» **EXTRACTED INFORMATION**:

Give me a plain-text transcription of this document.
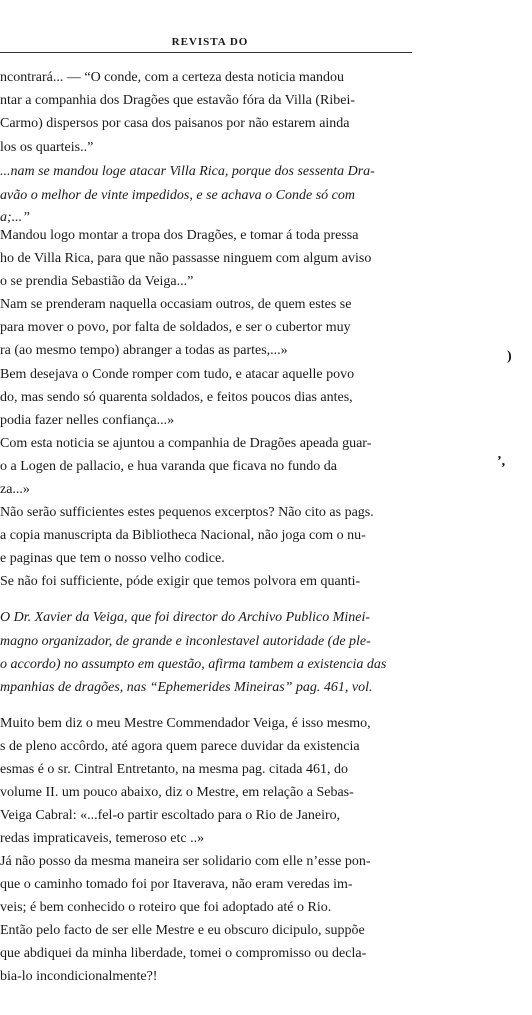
REVISTA DO
ncontrará... — “O conde, com a certeza desta noticia mandou
ntar a companhia dos Dragões que estavão fóra da Villa (Ribei-
Carmo) dispersos por casa dos paisanos por não estarem ainda
los os quarteis..”
...nam se mandou loge atacar Villa Rica, porque dos sessenta Dra-
avão o melhor de vinte impedidos, e se achava o Conde só com
a;...”
Mandou logo montar a tropa dos Dragões, e tomar á toda pressa
ho de Villa Rica, para que não passasse ninguem com algum aviso
o se prendia Sebastião da Veiga...”
Nam se prenderam naquella occasiam outros, de quem estes se
para mover o povo, por falta de soldados, e ser o cubertor muy
ra (ao mesmo tempo) abranger a todas as partes,...»
Bem desejava o Conde romper com tudo, e atacar aquelle povo
do, mas sendo só quarenta soldados, e feitos poucos dias antes,
podia fazer nelles confiança...»
Com esta noticia se ajuntou a companhia de Dragões apeada guar-
o a Logen de pallacio, e hua varanda que ficava no fundo da
za...»
Não serão sufficientes estes pequenos excerptos? Não cito as pags.
a copia manuscripta da Bibliotheca Nacional, não joga com o nu-
e paginas que tem o nosso velho codice.
Se não foi sufficiente, póde exigir que temos polvora em quanti-
O Dr. Xavier da Veiga, que foi director do Archivo Publico Minei-
magno organizador, de grande e inconlestavel autoridade (de ple-
o accordo) no assumpto em questão, afirma tambem a existencia das
mpanhias de dragões, nas “Ephemerides Mineiras” pag. 461, vol.
Muito bem diz o meu Mestre Commendador Veiga, é isso mesmo,
s de pleno accôrdo, até agora quem parece duvidar da existencia
esmas é o sr. Cintral Entretanto, na mesma pag. citada 461, do
volume II. um pouco abaixo, diz o Mestre, em relação a Sebas-
Veiga Cabral: «...fel-o partir escoltado para o Rio de Janeiro,
redas impraticaveis, temeroso etc ..»
Já não posso da mesma maneira ser solidario com elle n’esse pon-
que o caminho tomado foi por Itaverava, não eram veredas im-
veis; é bem conhecido o roteiro que foi adoptado até o Rio.
Então pelo facto de ser elle Mestre e eu obscuro dicipulo, suppõe
que abdiquei da minha liberdade, tomei o compromisso ou decla-
bia-lo incondicionalmente?!
)
’,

» **TO DO**: Of the lines in the records, determine how many contain the word "estes", and report that number alone.

» **EXERCISE RESPONSE**: 2